Aim of the exercise: Output every record word for word.

### Stored records ###

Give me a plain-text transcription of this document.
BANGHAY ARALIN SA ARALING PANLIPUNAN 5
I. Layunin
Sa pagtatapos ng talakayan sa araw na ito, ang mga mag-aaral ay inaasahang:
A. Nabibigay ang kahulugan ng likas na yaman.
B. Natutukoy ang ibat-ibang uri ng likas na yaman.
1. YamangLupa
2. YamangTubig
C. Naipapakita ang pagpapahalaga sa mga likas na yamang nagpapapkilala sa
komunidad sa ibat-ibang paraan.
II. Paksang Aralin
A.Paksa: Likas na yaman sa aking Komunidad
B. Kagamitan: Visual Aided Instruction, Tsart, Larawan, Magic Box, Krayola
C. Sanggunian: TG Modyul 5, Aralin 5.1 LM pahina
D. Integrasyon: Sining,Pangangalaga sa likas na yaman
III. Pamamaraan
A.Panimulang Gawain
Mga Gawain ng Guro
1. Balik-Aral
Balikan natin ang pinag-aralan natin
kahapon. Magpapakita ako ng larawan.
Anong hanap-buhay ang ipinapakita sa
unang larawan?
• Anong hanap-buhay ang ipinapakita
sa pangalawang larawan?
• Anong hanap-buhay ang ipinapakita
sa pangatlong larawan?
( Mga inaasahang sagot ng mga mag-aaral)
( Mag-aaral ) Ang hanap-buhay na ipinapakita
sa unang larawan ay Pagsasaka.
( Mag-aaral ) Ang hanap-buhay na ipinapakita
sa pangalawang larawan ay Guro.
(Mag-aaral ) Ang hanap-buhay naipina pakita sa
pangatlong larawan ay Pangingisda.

###

Output of the task:
Give me a plain-text transcription of this document.
BANGHAY ARALIN SA ARALING PANLIPUNAN 5
I. Layunin
Sa pagtatapos ng talakayan sa araw na ito, ang mga mag-aaral ay inaasahang:
A. Nabibigay ang kahulugan ng likas na yaman.
B. Natutukoy ang ibat-ibang uri ng likas na yaman.
1. YamangLupa
2. YamangTubig
C. Naipapakita ang pagpapahalaga sa mga likas na yamang nagpapapkilala sa
komunidad sa ibat-ibang paraan.
II. Paksang Aralin
A.Paksa: Likas na yaman sa aking Komunidad
B. Kagamitan: Visual Aided Instruction, Tsart, Larawan, Magic Box, Krayola
C. Sanggunian: TG Modyul 5, Aralin 5.1 LM pahina
D. Integrasyon: Sining,Pangangalaga sa likas na yaman
III. Pamamaraan
A.Panimulang Gawain
Mga Gawain ng Guro
1. Balik-Aral
Balikan natin ang pinag-aralan natin
kahapon. Magpapakita ako ng larawan.
Anong hanap-buhay ang ipinapakita sa
unang larawan?
• Anong hanap-buhay ang ipinapakita
sa pangalawang larawan?
• Anong hanap-buhay ang ipinapakita
sa pangatlong larawan?
( Mga inaasahang sagot ng mga mag-aaral)
( Mag-aaral ) Ang hanap-buhay na ipinapakita
sa unang larawan ay Pagsasaka.
( Mag-aaral ) Ang hanap-buhay na ipinapakita
sa pangalawang larawan ay Guro.
(Mag-aaral ) Ang hanap-buhay naipina pakita sa
pangatlong larawan ay Pangingisda.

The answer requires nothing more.